-- Begin Information provided --

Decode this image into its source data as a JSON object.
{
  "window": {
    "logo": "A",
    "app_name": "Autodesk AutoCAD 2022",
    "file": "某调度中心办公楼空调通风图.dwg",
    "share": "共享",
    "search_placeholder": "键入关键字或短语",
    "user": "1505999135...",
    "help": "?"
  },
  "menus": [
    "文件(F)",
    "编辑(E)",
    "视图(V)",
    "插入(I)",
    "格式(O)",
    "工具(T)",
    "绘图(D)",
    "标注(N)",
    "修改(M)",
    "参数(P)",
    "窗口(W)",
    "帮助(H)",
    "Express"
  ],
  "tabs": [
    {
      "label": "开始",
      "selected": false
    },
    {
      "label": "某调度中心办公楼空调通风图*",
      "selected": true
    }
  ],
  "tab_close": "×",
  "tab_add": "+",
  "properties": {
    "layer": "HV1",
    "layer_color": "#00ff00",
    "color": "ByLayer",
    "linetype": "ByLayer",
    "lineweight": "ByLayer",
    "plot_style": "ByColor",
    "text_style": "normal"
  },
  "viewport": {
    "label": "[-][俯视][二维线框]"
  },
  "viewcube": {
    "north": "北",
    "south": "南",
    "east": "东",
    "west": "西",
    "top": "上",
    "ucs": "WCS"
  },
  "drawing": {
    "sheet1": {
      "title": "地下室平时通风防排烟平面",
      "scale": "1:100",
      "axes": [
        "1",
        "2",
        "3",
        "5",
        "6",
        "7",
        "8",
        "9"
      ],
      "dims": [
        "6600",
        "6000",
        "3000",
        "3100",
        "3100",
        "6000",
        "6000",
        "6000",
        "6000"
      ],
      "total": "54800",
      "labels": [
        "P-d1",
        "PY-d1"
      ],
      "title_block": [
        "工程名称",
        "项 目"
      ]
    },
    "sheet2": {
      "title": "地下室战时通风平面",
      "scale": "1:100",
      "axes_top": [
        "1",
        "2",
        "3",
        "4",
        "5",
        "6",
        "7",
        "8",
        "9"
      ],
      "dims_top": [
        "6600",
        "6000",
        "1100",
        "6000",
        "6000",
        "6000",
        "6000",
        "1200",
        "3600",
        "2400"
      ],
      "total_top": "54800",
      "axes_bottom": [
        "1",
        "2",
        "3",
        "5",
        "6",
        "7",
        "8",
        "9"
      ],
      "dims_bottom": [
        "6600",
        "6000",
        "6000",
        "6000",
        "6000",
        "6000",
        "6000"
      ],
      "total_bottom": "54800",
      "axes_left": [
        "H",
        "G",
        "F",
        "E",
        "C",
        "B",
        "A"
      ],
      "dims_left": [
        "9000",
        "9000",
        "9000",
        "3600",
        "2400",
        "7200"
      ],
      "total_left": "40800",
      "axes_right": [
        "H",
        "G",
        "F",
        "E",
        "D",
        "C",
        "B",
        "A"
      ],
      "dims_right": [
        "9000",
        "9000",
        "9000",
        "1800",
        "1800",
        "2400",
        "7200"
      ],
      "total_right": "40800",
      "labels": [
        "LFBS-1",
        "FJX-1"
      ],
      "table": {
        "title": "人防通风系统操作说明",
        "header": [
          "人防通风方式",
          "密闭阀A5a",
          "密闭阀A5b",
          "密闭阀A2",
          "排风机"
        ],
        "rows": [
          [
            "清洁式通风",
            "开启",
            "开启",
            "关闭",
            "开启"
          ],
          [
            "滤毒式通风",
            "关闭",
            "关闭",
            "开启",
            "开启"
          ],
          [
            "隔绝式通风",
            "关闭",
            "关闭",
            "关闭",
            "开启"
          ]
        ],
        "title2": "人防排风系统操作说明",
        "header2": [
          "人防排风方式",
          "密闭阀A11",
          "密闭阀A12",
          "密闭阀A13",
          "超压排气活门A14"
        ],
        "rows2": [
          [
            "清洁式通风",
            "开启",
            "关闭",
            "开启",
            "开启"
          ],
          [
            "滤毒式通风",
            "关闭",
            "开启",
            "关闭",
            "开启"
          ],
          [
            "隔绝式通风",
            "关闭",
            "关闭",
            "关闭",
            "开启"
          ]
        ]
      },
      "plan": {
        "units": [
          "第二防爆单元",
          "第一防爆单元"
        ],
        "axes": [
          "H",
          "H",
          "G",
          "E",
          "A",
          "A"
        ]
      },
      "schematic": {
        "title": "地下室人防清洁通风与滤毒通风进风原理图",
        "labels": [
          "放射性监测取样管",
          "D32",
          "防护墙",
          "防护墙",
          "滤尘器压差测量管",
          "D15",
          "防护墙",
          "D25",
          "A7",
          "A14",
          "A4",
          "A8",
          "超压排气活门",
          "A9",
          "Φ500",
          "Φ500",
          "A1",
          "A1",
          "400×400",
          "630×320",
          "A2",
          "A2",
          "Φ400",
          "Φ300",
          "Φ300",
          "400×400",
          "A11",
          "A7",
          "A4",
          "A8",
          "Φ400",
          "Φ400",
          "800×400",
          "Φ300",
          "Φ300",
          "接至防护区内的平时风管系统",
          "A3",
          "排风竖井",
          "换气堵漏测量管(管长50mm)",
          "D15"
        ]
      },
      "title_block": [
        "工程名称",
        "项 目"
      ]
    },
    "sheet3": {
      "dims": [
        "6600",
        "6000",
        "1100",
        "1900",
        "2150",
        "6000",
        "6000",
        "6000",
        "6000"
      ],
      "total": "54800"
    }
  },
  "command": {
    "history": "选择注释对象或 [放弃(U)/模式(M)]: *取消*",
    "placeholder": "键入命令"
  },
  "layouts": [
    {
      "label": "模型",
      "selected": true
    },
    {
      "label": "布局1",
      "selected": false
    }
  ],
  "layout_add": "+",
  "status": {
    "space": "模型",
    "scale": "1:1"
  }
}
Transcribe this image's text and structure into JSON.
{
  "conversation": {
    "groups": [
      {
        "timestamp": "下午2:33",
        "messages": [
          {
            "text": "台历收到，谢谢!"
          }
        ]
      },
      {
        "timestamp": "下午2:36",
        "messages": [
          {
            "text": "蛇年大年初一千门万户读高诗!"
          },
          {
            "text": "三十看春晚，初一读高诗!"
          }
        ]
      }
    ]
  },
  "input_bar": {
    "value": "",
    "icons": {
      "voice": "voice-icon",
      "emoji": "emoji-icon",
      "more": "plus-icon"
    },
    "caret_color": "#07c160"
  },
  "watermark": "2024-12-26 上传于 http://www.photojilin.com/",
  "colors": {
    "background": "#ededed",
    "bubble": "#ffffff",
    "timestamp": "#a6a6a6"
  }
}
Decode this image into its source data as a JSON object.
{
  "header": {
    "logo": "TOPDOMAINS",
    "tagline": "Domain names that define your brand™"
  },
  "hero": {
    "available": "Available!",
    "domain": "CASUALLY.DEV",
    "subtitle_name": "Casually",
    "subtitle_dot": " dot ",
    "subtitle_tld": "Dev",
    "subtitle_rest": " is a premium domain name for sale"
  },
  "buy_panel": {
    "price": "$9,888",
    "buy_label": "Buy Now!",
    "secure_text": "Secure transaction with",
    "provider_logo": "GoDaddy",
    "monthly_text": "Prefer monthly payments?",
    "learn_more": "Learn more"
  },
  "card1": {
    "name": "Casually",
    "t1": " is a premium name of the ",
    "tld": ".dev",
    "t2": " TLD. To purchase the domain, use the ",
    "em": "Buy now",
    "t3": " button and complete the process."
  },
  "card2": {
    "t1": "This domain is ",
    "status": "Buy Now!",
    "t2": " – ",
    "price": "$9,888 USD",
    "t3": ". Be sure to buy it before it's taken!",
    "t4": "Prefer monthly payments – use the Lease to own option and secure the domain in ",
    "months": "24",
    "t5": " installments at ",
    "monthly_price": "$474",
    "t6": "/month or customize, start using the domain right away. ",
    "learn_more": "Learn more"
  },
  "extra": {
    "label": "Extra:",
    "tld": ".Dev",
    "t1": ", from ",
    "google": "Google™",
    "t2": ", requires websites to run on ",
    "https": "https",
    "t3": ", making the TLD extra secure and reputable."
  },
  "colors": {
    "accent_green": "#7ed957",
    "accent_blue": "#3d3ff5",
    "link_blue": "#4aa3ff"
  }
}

-- End Information provided --

▶ Objective
Show all lines above holding "ByLayer".

▶ Correct response
    "color": "ByLayer",
    "linetype": "ByLayer",
    "lineweight": "ByLayer",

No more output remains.